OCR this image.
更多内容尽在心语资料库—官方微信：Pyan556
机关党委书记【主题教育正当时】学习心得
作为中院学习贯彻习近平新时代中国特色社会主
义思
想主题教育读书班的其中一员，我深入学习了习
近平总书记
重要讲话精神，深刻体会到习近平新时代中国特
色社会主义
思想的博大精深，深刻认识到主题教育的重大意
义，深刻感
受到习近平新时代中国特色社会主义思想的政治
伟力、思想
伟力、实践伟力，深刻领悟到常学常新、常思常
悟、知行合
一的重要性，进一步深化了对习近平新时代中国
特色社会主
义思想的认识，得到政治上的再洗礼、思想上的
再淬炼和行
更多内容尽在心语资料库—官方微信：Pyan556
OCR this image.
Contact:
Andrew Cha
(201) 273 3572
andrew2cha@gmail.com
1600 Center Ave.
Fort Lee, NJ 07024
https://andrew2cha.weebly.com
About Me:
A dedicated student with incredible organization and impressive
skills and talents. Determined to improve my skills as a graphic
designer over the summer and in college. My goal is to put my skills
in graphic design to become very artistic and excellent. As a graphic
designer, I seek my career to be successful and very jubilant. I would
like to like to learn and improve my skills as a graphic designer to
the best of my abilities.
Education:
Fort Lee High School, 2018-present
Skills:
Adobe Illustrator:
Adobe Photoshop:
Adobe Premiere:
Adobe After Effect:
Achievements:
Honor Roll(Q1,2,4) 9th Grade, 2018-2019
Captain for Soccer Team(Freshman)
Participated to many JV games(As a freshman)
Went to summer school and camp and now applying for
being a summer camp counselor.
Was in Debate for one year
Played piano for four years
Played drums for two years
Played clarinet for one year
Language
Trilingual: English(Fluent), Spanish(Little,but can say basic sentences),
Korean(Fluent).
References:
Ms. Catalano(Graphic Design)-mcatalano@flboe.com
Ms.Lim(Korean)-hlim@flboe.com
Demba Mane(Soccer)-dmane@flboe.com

The request: Write out all records exactly, keeping every detail.

Finished answer:
OCR this image.
更多内容尽在心语资料库—官方微信：Pyan556
机关党委书记【主题教育正当时】学习心得
作为中院学习贯彻习近平新时代中国特色社会主
义思
想主题教育读书班的其中一员，我深入学习了习
近平总书记
重要讲话精神，深刻体会到习近平新时代中国特
色社会主义
思想的博大精深，深刻认识到主题教育的重大意
义，深刻感
受到习近平新时代中国特色社会主义思想的政治
伟力、思想
伟力、实践伟力，深刻领悟到常学常新、常思常
悟、知行合
一的重要性，进一步深化了对习近平新时代中国
特色社会主
义思想的认识，得到政治上的再洗礼、思想上的
再淬炼和行
更多内容尽在心语资料库—官方微信：Pyan556
OCR this image.
Contact:
Andrew Cha
(201) 273 3572
andrew2cha@gmail.com
1600 Center Ave.
Fort Lee, NJ 07024
https://andrew2cha.weebly.com
About Me:
A dedicated student with incredible organization and impressive
skills and talents. Determined to improve my skills as a graphic
designer over the summer and in college. My goal is to put my skills
in graphic design to become very artistic and excellent. As a graphic
designer, I seek my career to be successful and very jubilant. I would
like to like to learn and improve my skills as a graphic designer to
the best of my abilities.
Education:
Fort Lee High School, 2018-present
Skills:
Adobe Illustrator:
Adobe Photoshop:
Adobe Premiere:
Adobe After Effect:
Achievements:
Honor Roll(Q1,2,4) 9th Grade, 2018-2019
Captain for Soccer Team(Freshman)
Participated to many JV games(As a freshman)
Went to summer school and camp and now applying for
being a summer camp counselor.
Was in Debate for one year
Played piano for four years
Played drums for two years
Played clarinet for one year
Language
Trilingual: English(Fluent), Spanish(Little,but can say basic sentences),
Korean(Fluent).
References:
Ms. Catalano(Graphic Design)-mcatalano@flboe.com
Ms.Lim(Korean)-hlim@flboe.com
Demba Mane(Soccer)-dmane@flboe.com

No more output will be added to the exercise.